Given instruction -
Write out the listing below exactly, and omit any images you find in it.

Records for this exercise -
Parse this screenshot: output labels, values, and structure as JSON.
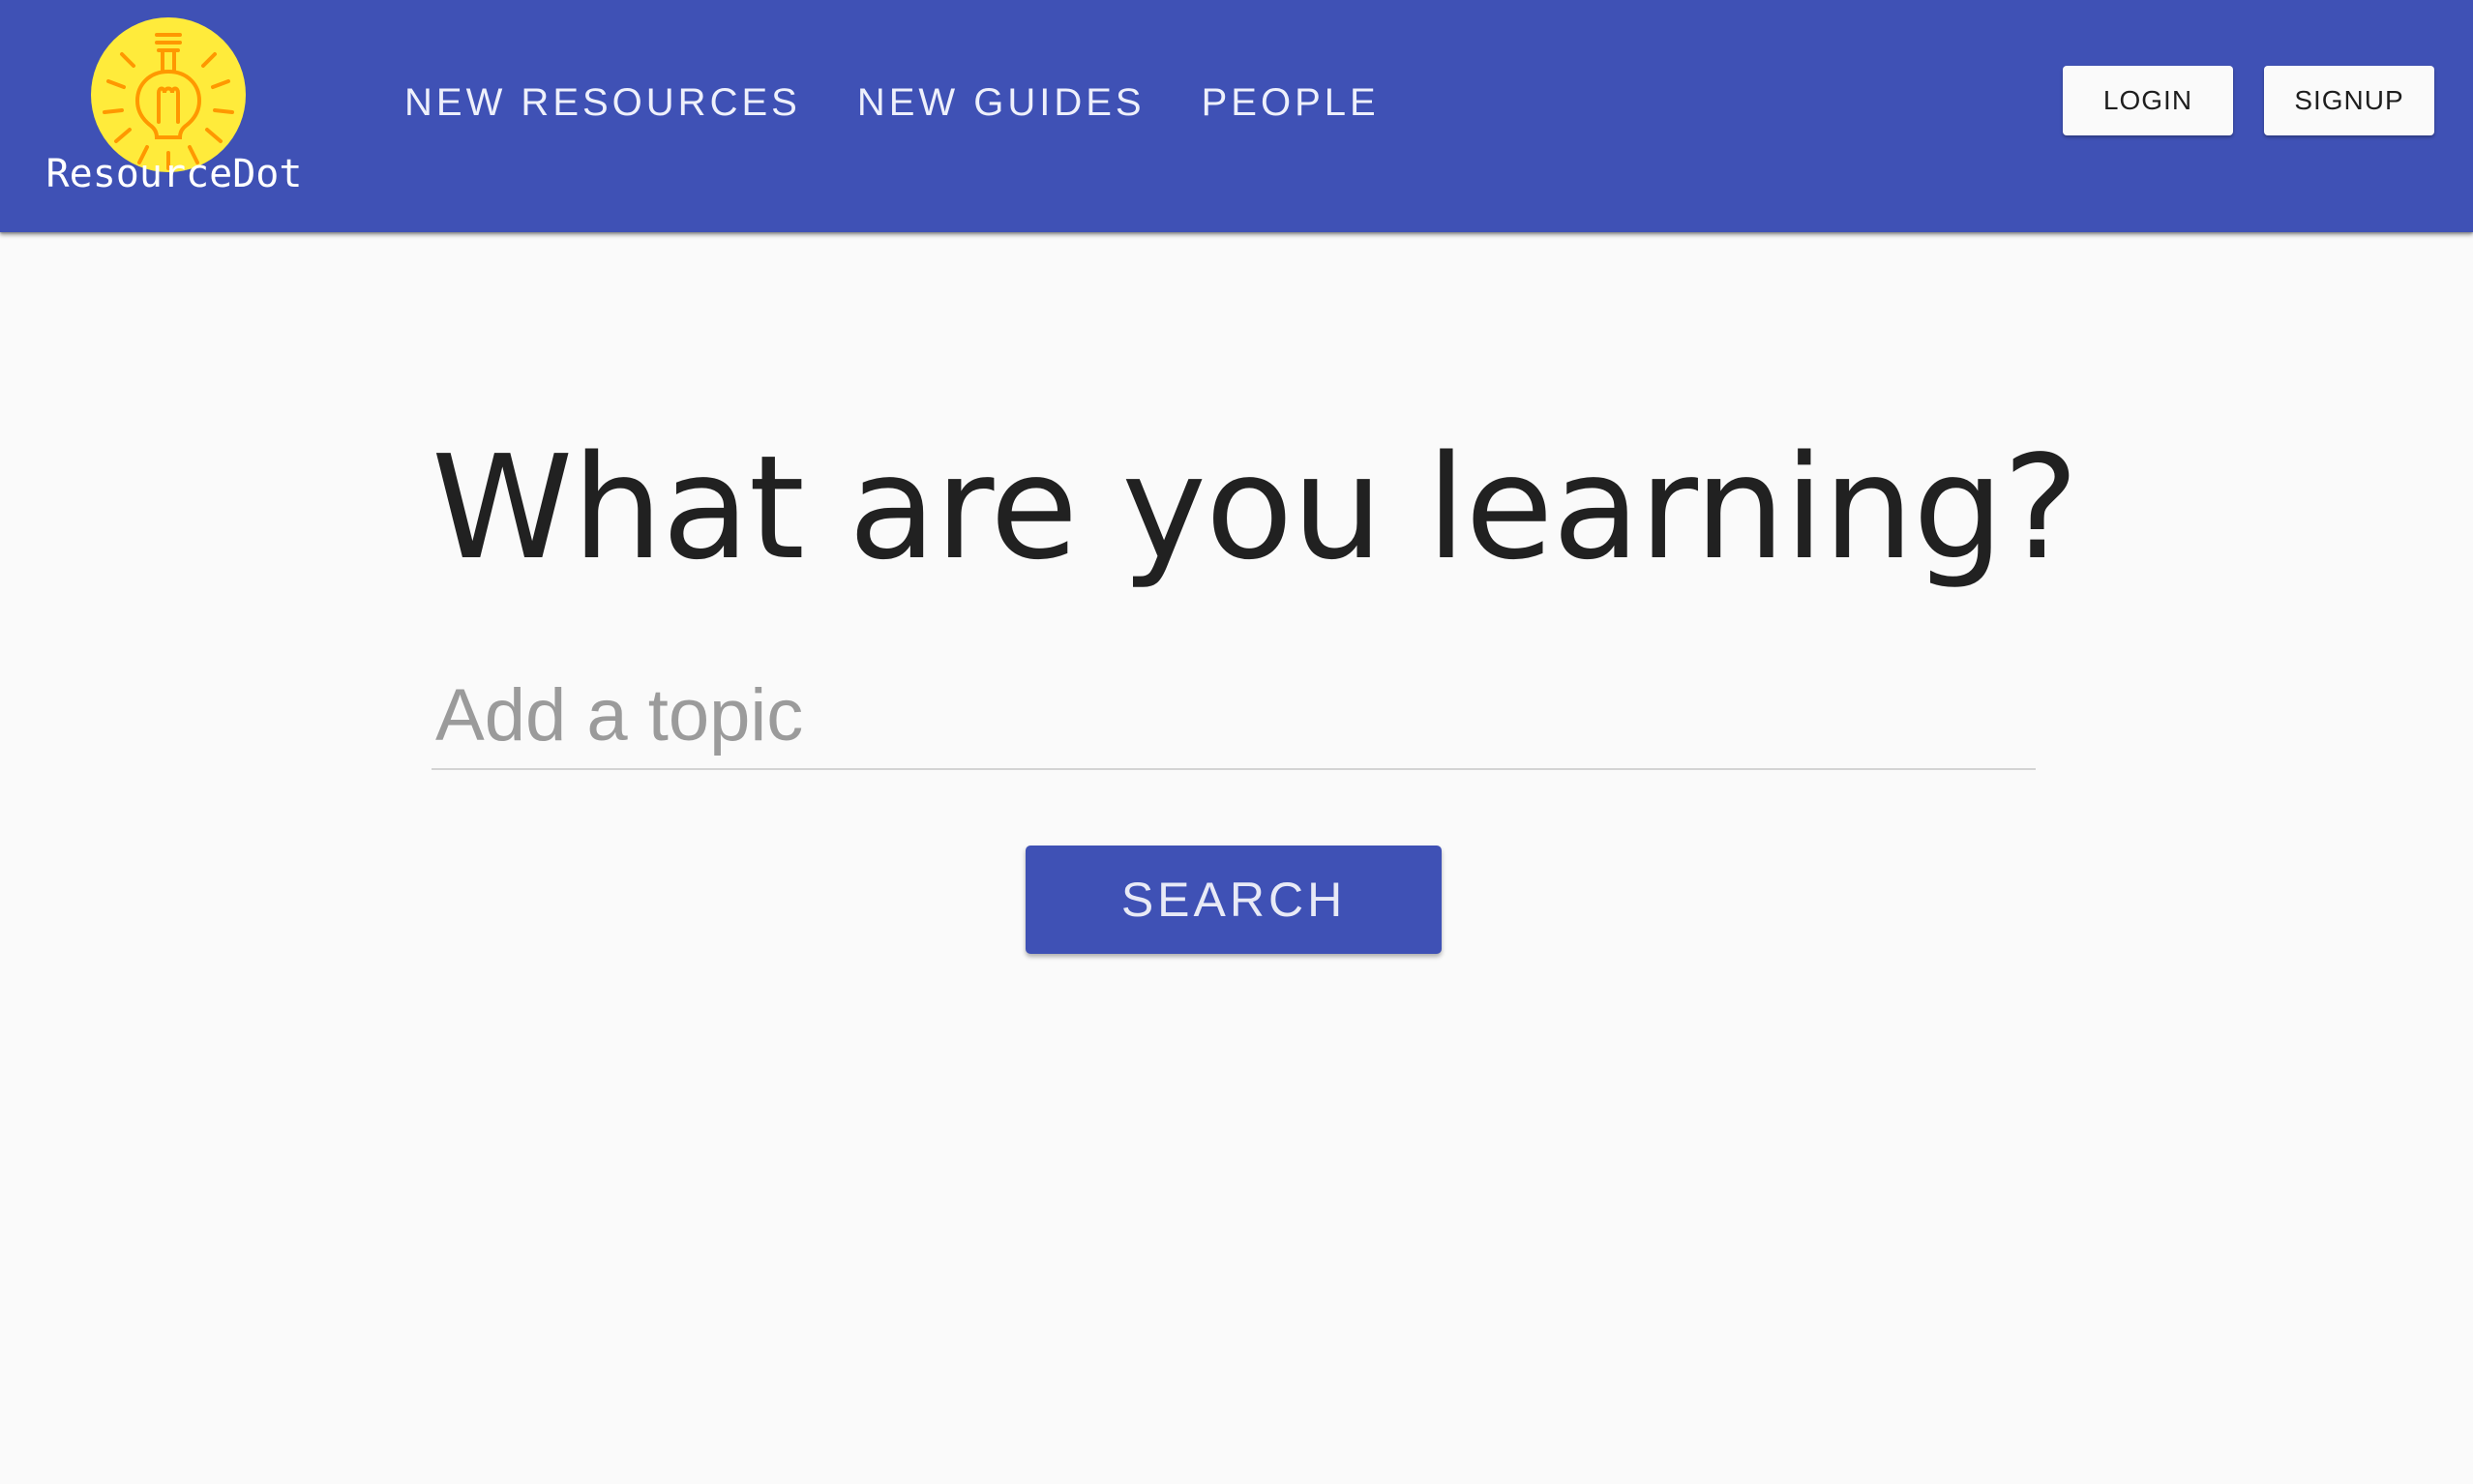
{
  "app": {
    "brand_name": "ResourceDot",
    "colors": {
      "primary": "#3f51b5",
      "logo_circle": "#ffeb3b",
      "logo_bulb": "#ff9800",
      "background": "#fafafa",
      "headline_text": "#212121",
      "placeholder_text": "#9b9b9b"
    }
  },
  "header": {
    "logo_icon": "lightbulb-icon",
    "nav": [
      {
        "label": "NEW RESOURCES"
      },
      {
        "label": "NEW GUIDES"
      },
      {
        "label": "PEOPLE"
      }
    ],
    "login_label": "LOGIN",
    "signup_label": "SIGNUP"
  },
  "main": {
    "headline": "What are you learning?",
    "topic_placeholder": "Add a topic",
    "topic_value": "",
    "search_label": "SEARCH"
  }
}
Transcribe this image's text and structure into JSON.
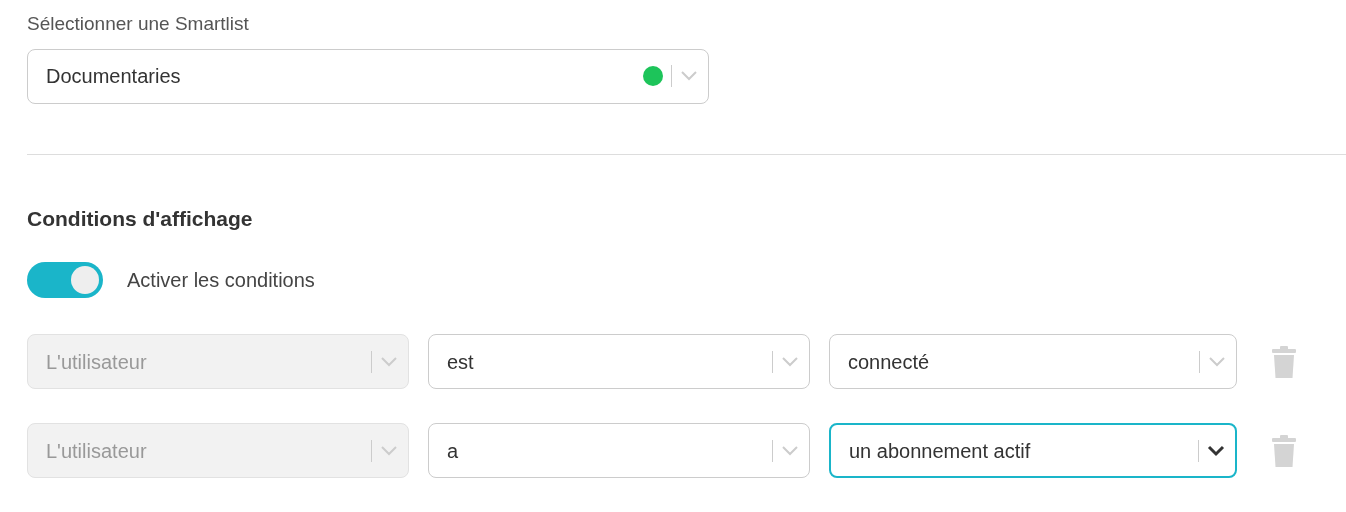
{
  "smartlist": {
    "label": "Sélectionner une Smartlist",
    "value": "Documentaries",
    "active": true
  },
  "conditions": {
    "title": "Conditions d'affichage",
    "toggle": {
      "label": "Activer les conditions",
      "on": true
    },
    "rows": [
      {
        "fields": [
          {
            "value": "L'utilisateur",
            "disabled": true,
            "focused": false
          },
          {
            "value": "est",
            "disabled": false,
            "focused": false
          },
          {
            "value": "connecté",
            "disabled": false,
            "focused": false
          }
        ]
      },
      {
        "fields": [
          {
            "value": "L'utilisateur",
            "disabled": true,
            "focused": false
          },
          {
            "value": "a",
            "disabled": false,
            "focused": false
          },
          {
            "value": "un abonnement actif",
            "disabled": false,
            "focused": true
          }
        ]
      }
    ]
  }
}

Task output -
Parse this screenshot: output labels, values, and structure as JSON.
{
  "app": {
    "brand_name": "ResourceDot",
    "colors": {
      "primary": "#3f51b5",
      "logo_circle": "#ffeb3b",
      "logo_bulb": "#ff9800",
      "background": "#fafafa",
      "headline_text": "#212121",
      "placeholder_text": "#9b9b9b"
    }
  },
  "header": {
    "logo_icon": "lightbulb-icon",
    "nav": [
      {
        "label": "NEW RESOURCES"
      },
      {
        "label": "NEW GUIDES"
      },
      {
        "label": "PEOPLE"
      }
    ],
    "login_label": "LOGIN",
    "signup_label": "SIGNUP"
  },
  "main": {
    "headline": "What are you learning?",
    "topic_placeholder": "Add a topic",
    "topic_value": "",
    "search_label": "SEARCH"
  }
}
Transcribe this image's text and structure into JSON.
{
  "smartlist": {
    "label": "Sélectionner une Smartlist",
    "value": "Documentaries",
    "active": true
  },
  "conditions": {
    "title": "Conditions d'affichage",
    "toggle": {
      "label": "Activer les conditions",
      "on": true
    },
    "rows": [
      {
        "fields": [
          {
            "value": "L'utilisateur",
            "disabled": true,
            "focused": false
          },
          {
            "value": "est",
            "disabled": false,
            "focused": false
          },
          {
            "value": "connecté",
            "disabled": false,
            "focused": false
          }
        ]
      },
      {
        "fields": [
          {
            "value": "L'utilisateur",
            "disabled": true,
            "focused": false
          },
          {
            "value": "a",
            "disabled": false,
            "focused": false
          },
          {
            "value": "un abonnement actif",
            "disabled": false,
            "focused": true
          }
        ]
      }
    ]
  }
}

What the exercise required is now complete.